Collected data entries
►
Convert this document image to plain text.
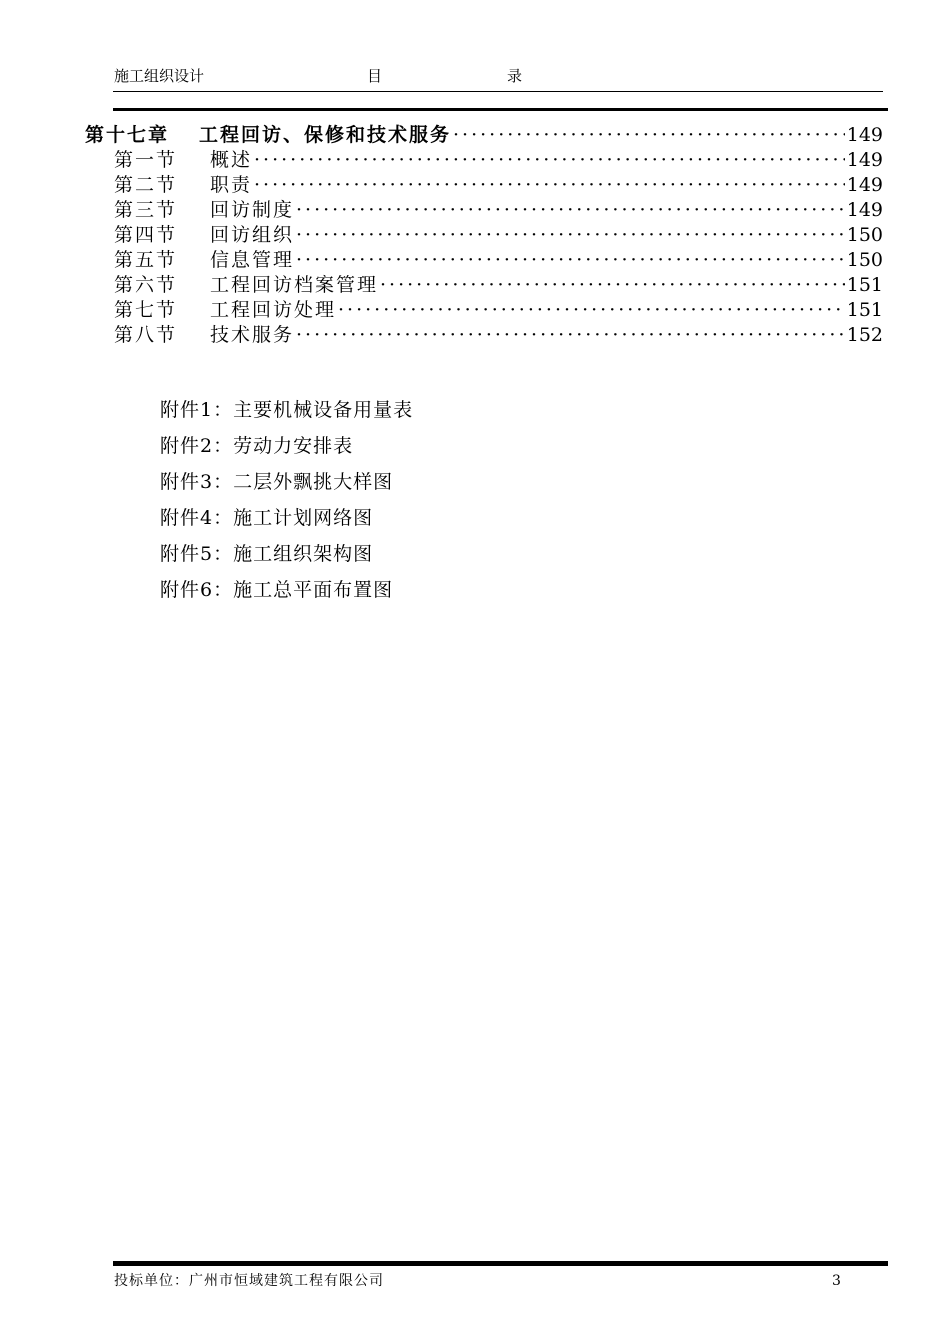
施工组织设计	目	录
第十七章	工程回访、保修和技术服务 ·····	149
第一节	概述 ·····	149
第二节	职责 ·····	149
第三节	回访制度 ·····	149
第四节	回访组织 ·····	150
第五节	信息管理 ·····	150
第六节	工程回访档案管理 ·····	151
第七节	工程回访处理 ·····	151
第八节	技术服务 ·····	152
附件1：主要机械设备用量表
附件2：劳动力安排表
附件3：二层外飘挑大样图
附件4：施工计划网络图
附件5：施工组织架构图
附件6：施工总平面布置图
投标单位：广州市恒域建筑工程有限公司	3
◄
►
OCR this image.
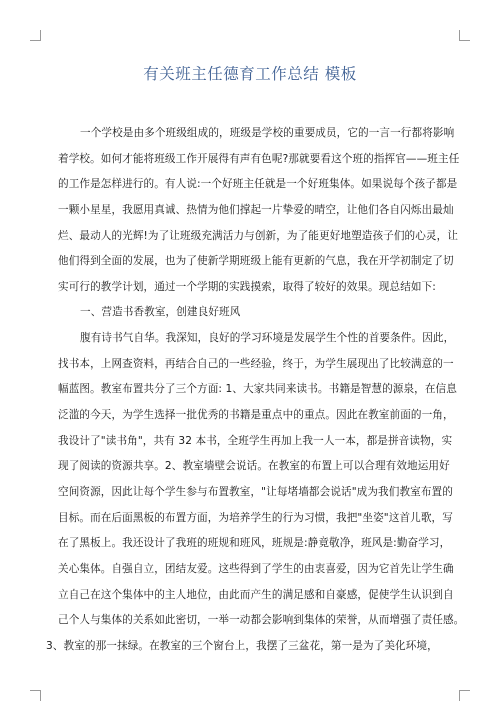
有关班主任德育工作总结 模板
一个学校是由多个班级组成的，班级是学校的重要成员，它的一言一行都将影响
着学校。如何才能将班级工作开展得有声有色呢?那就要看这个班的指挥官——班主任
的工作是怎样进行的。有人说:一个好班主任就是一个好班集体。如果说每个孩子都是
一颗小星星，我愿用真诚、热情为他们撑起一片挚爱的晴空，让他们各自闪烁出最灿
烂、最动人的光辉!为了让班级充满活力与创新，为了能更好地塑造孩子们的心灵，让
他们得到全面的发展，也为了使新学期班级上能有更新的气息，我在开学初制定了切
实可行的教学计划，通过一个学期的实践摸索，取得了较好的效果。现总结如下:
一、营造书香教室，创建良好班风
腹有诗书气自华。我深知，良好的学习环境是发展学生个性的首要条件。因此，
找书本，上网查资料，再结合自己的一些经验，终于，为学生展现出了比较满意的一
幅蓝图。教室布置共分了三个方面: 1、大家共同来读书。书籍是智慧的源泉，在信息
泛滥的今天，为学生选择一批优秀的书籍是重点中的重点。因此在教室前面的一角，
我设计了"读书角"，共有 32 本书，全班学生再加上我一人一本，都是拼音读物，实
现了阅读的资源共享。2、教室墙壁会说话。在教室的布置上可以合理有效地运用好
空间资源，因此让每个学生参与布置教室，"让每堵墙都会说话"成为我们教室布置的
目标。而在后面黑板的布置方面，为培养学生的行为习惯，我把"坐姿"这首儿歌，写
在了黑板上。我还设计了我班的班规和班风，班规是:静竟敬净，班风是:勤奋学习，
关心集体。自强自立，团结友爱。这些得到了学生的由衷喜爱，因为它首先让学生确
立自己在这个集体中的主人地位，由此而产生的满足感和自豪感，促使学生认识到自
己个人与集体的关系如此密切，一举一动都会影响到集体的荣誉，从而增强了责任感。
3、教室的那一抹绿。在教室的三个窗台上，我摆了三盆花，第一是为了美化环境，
◄
►
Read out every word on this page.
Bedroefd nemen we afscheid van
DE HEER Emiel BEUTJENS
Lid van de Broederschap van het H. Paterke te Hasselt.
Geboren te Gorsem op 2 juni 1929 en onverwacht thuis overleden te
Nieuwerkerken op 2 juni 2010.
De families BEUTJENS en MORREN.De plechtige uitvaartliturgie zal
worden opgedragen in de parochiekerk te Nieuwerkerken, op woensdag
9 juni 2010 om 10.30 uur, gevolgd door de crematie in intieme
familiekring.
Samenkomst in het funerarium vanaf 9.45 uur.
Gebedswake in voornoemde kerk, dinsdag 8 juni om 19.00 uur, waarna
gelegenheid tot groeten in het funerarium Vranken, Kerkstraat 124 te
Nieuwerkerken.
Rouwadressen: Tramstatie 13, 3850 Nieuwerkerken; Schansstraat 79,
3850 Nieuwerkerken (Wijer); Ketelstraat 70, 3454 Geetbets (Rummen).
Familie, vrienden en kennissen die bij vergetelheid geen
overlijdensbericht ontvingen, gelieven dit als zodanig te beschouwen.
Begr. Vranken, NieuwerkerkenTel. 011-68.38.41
◄
| PROBLEM REQUIREMENTS |
Using the material above, copy every line in which the string "juni" occurs.

| SOLUTION |
Geboren te Gorsem op 2 juni 1929 en onverwacht thuis overleden te
Nieuwerkerken op 2 juni 2010.
9 juni 2010 om 10.30 uur, gevolgd door de crematie in intieme
Gebedswake in voornoemde kerk, dinsdag 8 juni om 19.00 uur, waarna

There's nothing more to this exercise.